● **EXERCISE PROMPT**: Scan the lines below for the string "text" and copy every one that has it.

● **RECORDED INFORMATION**:
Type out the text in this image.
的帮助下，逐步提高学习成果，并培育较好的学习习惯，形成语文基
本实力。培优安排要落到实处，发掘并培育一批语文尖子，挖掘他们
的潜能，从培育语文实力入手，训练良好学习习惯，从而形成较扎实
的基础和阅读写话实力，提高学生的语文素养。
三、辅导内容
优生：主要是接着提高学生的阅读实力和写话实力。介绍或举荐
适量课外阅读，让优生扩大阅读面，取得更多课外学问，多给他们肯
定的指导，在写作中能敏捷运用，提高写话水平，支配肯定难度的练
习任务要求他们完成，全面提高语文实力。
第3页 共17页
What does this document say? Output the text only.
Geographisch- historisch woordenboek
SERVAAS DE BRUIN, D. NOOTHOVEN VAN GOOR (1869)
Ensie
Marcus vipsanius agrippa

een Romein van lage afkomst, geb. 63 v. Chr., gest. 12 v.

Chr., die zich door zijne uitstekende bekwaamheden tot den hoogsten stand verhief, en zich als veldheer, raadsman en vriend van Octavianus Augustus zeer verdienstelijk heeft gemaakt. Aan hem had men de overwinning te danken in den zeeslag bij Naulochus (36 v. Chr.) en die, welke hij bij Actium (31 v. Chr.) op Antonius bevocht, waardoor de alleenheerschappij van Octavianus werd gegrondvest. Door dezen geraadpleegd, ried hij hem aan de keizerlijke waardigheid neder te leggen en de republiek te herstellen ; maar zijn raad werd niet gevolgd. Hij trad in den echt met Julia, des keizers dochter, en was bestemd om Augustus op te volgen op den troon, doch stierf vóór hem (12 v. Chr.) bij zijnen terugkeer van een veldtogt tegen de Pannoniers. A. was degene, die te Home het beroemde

● **THE RESPONSE**:
Type out the text in this image.
What does this document say? Output the text only.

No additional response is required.